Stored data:
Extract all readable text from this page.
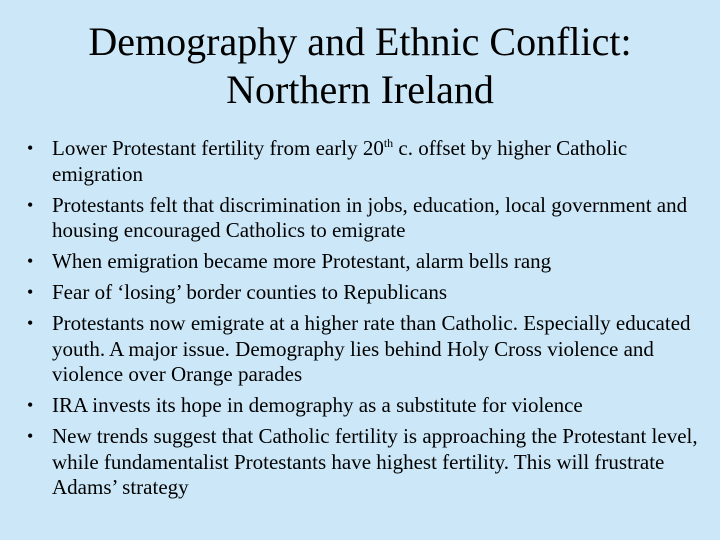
Demography and Ethnic Conflict:
Northern Ireland
• Lower Protestant fertility from early 20th c. offset by higher Catholic emigration
• Protestants felt that discrimination in jobs, education, local government and housing encouraged Catholics to emigrate
• When emigration became more Protestant, alarm bells rang
• Fear of ‘losing’ border counties to Republicans
• Protestants now emigrate at a higher rate than Catholic. Especially educated youth. A major issue. Demography lies behind Holy Cross violence and violence over Orange parades
• IRA invests its hope in demography as a substitute for violence
• New trends suggest that Catholic fertility is approaching the Protestant level, while fundamentalist Protestants have highest fertility. This will frustrate Adams’ strategy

**Problem to work on**
Write out the listing word for word, omitting the pictures it holds.

**Exercise result**
Extract all readable text from this page.
Demography and Ethnic Conflict:
Northern Ireland
• Lower Protestant fertility from early 20th c. offset by higher Catholic emigration
• Protestants felt that discrimination in jobs, education, local government and housing encouraged Catholics to emigrate
• When emigration became more Protestant, alarm bells rang
• Fear of ‘losing’ border counties to Republicans
• Protestants now emigrate at a higher rate than Catholic. Especially educated youth. A major issue. Demography lies behind Holy Cross violence and violence over Orange parades
• IRA invests its hope in demography as a substitute for violence
• New trends suggest that Catholic fertility is approaching the Protestant level, while fundamentalist Protestants have highest fertility. This will frustrate Adams’ strategy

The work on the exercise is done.